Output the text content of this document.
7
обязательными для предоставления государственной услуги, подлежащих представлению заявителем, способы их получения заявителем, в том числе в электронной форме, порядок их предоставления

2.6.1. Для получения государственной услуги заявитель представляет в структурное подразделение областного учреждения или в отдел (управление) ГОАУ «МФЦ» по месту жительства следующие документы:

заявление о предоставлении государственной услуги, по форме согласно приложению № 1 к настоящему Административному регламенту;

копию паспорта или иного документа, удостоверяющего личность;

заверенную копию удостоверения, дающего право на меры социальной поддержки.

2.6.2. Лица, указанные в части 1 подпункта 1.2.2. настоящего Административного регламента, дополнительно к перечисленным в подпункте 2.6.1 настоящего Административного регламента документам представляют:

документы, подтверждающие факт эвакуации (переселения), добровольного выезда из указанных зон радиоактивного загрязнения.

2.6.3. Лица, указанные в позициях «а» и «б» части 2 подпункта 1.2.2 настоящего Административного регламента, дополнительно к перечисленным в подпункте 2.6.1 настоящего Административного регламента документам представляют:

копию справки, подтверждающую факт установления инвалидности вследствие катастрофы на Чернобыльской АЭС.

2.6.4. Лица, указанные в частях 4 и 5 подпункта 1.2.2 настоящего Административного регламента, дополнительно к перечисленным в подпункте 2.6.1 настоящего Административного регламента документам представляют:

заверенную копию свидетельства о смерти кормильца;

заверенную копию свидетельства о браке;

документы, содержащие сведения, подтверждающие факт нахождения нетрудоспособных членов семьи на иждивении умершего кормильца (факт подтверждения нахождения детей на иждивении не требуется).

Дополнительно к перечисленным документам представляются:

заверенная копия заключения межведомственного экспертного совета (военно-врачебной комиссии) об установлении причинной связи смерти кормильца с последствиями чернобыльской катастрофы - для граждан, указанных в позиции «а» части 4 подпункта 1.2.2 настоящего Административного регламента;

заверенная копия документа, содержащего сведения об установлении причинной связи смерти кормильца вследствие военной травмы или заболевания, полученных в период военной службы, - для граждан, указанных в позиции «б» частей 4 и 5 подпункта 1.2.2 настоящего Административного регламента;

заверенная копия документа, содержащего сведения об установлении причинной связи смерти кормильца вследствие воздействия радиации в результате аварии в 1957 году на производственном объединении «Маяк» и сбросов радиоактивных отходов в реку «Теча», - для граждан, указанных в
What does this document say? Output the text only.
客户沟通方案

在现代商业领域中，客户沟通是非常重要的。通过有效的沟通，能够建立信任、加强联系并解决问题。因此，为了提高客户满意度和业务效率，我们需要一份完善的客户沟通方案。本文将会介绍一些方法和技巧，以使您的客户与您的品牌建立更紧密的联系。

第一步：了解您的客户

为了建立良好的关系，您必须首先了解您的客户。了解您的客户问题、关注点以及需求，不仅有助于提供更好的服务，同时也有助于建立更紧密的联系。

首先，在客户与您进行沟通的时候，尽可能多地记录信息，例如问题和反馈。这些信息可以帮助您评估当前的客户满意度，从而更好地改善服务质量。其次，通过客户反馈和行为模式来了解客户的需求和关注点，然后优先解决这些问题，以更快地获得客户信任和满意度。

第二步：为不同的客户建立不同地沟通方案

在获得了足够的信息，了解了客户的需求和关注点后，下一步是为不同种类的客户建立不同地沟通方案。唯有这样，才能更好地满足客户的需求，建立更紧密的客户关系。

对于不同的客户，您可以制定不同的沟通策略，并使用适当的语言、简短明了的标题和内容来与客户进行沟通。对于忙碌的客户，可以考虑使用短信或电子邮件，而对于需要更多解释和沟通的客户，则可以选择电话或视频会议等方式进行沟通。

> **Exercise**
Above are the records; retype them all without a single difference.

> **Solution**
Output the text content of this document.
7
обязательными для предоставления государственной услуги, подлежащих представлению заявителем, способы их получения заявителем, в том числе в электронной форме, порядок их предоставления

2.6.1. Для получения государственной услуги заявитель представляет в структурное подразделение областного учреждения или в отдел (управление) ГОАУ «МФЦ» по месту жительства следующие документы:

заявление о предоставлении государственной услуги, по форме согласно приложению № 1 к настоящему Административному регламенту;

копию паспорта или иного документа, удостоверяющего личность;

заверенную копию удостоверения, дающего право на меры социальной поддержки.

2.6.2. Лица, указанные в части 1 подпункта 1.2.2. настоящего Административного регламента, дополнительно к перечисленным в подпункте 2.6.1 настоящего Административного регламента документам представляют:

документы, подтверждающие факт эвакуации (переселения), добровольного выезда из указанных зон радиоактивного загрязнения.

2.6.3. Лица, указанные в позициях «а» и «б» части 2 подпункта 1.2.2 настоящего Административного регламента, дополнительно к перечисленным в подпункте 2.6.1 настоящего Административного регламента документам представляют:

копию справки, подтверждающую факт установления инвалидности вследствие катастрофы на Чернобыльской АЭС.

2.6.4. Лица, указанные в частях 4 и 5 подпункта 1.2.2 настоящего Административного регламента, дополнительно к перечисленным в подпункте 2.6.1 настоящего Административного регламента документам представляют:

заверенную копию свидетельства о смерти кормильца;

заверенную копию свидетельства о браке;

документы, содержащие сведения, подтверждающие факт нахождения нетрудоспособных членов семьи на иждивении умершего кормильца (факт подтверждения нахождения детей на иждивении не требуется).

Дополнительно к перечисленным документам представляются:

заверенная копия заключения межведомственного экспертного совета (военно-врачебной комиссии) об установлении причинной связи смерти кормильца с последствиями чернобыльской катастрофы - для граждан, указанных в позиции «а» части 4 подпункта 1.2.2 настоящего Административного регламента;

заверенная копия документа, содержащего сведения об установлении причинной связи смерти кормильца вследствие военной травмы или заболевания, полученных в период военной службы, - для граждан, указанных в позиции «б» частей 4 и 5 подпункта 1.2.2 настоящего Административного регламента;

заверенная копия документа, содержащего сведения об установлении причинной связи смерти кормильца вследствие воздействия радиации в результате аварии в 1957 году на производственном объединении «Маяк» и сбросов радиоактивных отходов в реку «Теча», - для граждан, указанных в
What does this document say? Output the text only.
客户沟通方案

在现代商业领域中，客户沟通是非常重要的。通过有效的沟通，能够建立信任、加强联系并解决问题。因此，为了提高客户满意度和业务效率，我们需要一份完善的客户沟通方案。本文将会介绍一些方法和技巧，以使您的客户与您的品牌建立更紧密的联系。

第一步：了解您的客户

为了建立良好的关系，您必须首先了解您的客户。了解您的客户问题、关注点以及需求，不仅有助于提供更好的服务，同时也有助于建立更紧密的联系。

首先，在客户与您进行沟通的时候，尽可能多地记录信息，例如问题和反馈。这些信息可以帮助您评估当前的客户满意度，从而更好地改善服务质量。其次，通过客户反馈和行为模式来了解客户的需求和关注点，然后优先解决这些问题，以更快地获得客户信任和满意度。

第二步：为不同的客户建立不同地沟通方案

在获得了足够的信息，了解了客户的需求和关注点后，下一步是为不同种类的客户建立不同地沟通方案。唯有这样，才能更好地满足客户的需求，建立更紧密的客户关系。

对于不同的客户，您可以制定不同的沟通策略，并使用适当的语言、简短明了的标题和内容来与客户进行沟通。对于忙碌的客户，可以考虑使用短信或电子邮件，而对于需要更多解释和沟通的客户，则可以选择电话或视频会议等方式进行沟通。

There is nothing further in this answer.